#### TASK REQUIREMENTS
In the records below, find each line containing the word "促进乡村本土人才回流" and copy it.

#### SUPPLIED INFORMATION
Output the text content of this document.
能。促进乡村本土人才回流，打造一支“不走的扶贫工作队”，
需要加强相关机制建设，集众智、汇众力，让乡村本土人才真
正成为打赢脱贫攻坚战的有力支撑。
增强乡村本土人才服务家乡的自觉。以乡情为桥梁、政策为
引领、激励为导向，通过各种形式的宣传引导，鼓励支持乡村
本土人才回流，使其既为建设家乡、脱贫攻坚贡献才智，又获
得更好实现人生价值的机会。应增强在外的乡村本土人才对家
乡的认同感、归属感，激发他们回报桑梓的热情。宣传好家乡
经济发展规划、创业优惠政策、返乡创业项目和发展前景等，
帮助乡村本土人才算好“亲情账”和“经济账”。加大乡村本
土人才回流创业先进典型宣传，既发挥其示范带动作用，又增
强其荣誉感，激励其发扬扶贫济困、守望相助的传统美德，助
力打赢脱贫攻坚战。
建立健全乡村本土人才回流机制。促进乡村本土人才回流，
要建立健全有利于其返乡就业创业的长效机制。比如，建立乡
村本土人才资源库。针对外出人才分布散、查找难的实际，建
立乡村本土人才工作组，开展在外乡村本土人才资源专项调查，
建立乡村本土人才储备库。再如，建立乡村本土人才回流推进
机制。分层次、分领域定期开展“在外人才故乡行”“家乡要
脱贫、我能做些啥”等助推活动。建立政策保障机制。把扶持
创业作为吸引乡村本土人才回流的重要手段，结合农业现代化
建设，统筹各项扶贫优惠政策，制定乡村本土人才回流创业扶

#### RESULT
能。促进乡村本土人才回流，打造一支“不走的扶贫工作队”，
建立健全乡村本土人才回流机制。促进乡村本土人才回流，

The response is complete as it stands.